**Set exercise:**
Restate, word for word, every line of the data.

(Dataset records)
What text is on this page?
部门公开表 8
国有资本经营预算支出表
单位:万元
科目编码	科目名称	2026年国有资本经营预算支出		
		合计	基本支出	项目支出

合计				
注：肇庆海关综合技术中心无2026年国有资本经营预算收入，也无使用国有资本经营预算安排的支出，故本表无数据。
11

**Output of the exercise:**
What text is on this page?
部门公开表 8
国有资本经营预算支出表
单位:万元
科目编码	科目名称	2026年国有资本经营预算支出		
		合计	基本支出	项目支出

合计				
注：肇庆海关综合技术中心无2026年国有资本经营预算收入，也无使用国有资本经营预算安排的支出，故本表无数据。
11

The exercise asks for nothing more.